Aim: Your task is to copy every line of this material exactly.

Data records:
-- begin --
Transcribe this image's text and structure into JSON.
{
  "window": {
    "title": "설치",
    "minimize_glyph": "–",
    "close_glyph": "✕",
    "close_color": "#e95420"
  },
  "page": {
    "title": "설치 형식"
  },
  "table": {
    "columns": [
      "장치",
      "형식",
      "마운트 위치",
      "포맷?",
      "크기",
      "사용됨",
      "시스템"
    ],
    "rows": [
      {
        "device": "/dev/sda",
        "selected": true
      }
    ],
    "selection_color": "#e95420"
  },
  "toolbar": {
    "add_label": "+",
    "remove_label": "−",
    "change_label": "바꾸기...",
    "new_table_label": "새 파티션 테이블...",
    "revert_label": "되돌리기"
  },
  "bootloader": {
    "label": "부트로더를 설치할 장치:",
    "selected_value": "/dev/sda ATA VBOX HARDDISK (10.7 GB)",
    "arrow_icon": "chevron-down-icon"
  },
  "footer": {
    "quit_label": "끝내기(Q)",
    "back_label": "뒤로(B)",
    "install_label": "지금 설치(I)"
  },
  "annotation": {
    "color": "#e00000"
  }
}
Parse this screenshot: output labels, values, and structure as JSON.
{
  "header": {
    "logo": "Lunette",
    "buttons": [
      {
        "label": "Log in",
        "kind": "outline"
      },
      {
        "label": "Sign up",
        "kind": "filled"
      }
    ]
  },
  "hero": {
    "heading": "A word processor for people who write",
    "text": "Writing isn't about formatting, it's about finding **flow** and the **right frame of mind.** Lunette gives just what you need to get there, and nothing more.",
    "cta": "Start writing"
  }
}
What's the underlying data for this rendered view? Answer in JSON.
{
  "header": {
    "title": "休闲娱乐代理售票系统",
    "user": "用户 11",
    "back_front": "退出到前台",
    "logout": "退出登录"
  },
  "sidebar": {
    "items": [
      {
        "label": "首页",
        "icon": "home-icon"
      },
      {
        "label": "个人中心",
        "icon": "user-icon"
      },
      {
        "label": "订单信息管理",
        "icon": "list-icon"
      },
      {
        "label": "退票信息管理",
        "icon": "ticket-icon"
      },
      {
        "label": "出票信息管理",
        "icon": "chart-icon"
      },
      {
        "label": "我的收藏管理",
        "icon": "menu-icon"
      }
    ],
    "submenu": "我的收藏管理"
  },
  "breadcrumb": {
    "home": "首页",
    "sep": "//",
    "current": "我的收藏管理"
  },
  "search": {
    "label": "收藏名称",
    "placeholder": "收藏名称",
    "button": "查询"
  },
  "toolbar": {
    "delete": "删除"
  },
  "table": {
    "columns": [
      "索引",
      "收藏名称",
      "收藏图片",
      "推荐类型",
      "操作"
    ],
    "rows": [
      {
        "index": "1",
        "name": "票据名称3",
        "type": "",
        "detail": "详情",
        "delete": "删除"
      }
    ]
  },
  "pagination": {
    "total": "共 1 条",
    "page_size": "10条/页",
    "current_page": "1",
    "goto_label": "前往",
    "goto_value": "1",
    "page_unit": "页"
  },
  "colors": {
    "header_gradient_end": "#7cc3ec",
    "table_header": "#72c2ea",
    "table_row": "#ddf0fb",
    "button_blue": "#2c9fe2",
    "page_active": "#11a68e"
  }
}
-- end --
Final result:
Transcribe this image's text and structure into JSON.
{
  "window": {
    "title": "설치",
    "minimize_glyph": "–",
    "close_glyph": "✕",
    "close_color": "#e95420"
  },
  "page": {
    "title": "설치 형식"
  },
  "table": {
    "columns": [
      "장치",
      "형식",
      "마운트 위치",
      "포맷?",
      "크기",
      "사용됨",
      "시스템"
    ],
    "rows": [
      {
        "device": "/dev/sda",
        "selected": true
      }
    ],
    "selection_color": "#e95420"
  },
  "toolbar": {
    "add_label": "+",
    "remove_label": "−",
    "change_label": "바꾸기...",
    "new_table_label": "새 파티션 테이블...",
    "revert_label": "되돌리기"
  },
  "bootloader": {
    "label": "부트로더를 설치할 장치:",
    "selected_value": "/dev/sda ATA VBOX HARDDISK (10.7 GB)",
    "arrow_icon": "chevron-down-icon"
  },
  "footer": {
    "quit_label": "끝내기(Q)",
    "back_label": "뒤로(B)",
    "install_label": "지금 설치(I)"
  },
  "annotation": {
    "color": "#e00000"
  }
}
Parse this screenshot: output labels, values, and structure as JSON.
{
  "header": {
    "logo": "Lunette",
    "buttons": [
      {
        "label": "Log in",
        "kind": "outline"
      },
      {
        "label": "Sign up",
        "kind": "filled"
      }
    ]
  },
  "hero": {
    "heading": "A word processor for people who write",
    "text": "Writing isn't about formatting, it's about finding **flow** and the **right frame of mind.** Lunette gives just what you need to get there, and nothing more.",
    "cta": "Start writing"
  }
}
What's the underlying data for this rendered view? Answer in JSON.
{
  "header": {
    "title": "休闲娱乐代理售票系统",
    "user": "用户 11",
    "back_front": "退出到前台",
    "logout": "退出登录"
  },
  "sidebar": {
    "items": [
      {
        "label": "首页",
        "icon": "home-icon"
      },
      {
        "label": "个人中心",
        "icon": "user-icon"
      },
      {
        "label": "订单信息管理",
        "icon": "list-icon"
      },
      {
        "label": "退票信息管理",
        "icon": "ticket-icon"
      },
      {
        "label": "出票信息管理",
        "icon": "chart-icon"
      },
      {
        "label": "我的收藏管理",
        "icon": "menu-icon"
      }
    ],
    "submenu": "我的收藏管理"
  },
  "breadcrumb": {
    "home": "首页",
    "sep": "//",
    "current": "我的收藏管理"
  },
  "search": {
    "label": "收藏名称",
    "placeholder": "收藏名称",
    "button": "查询"
  },
  "toolbar": {
    "delete": "删除"
  },
  "table": {
    "columns": [
      "索引",
      "收藏名称",
      "收藏图片",
      "推荐类型",
      "操作"
    ],
    "rows": [
      {
        "index": "1",
        "name": "票据名称3",
        "type": "",
        "detail": "详情",
        "delete": "删除"
      }
    ]
  },
  "pagination": {
    "total": "共 1 条",
    "page_size": "10条/页",
    "current_page": "1",
    "goto_label": "前往",
    "goto_value": "1",
    "page_unit": "页"
  },
  "colors": {
    "header_gradient_end": "#7cc3ec",
    "table_header": "#72c2ea",
    "table_row": "#ddf0fb",
    "button_blue": "#2c9fe2",
    "page_active": "#11a68e"
  }
}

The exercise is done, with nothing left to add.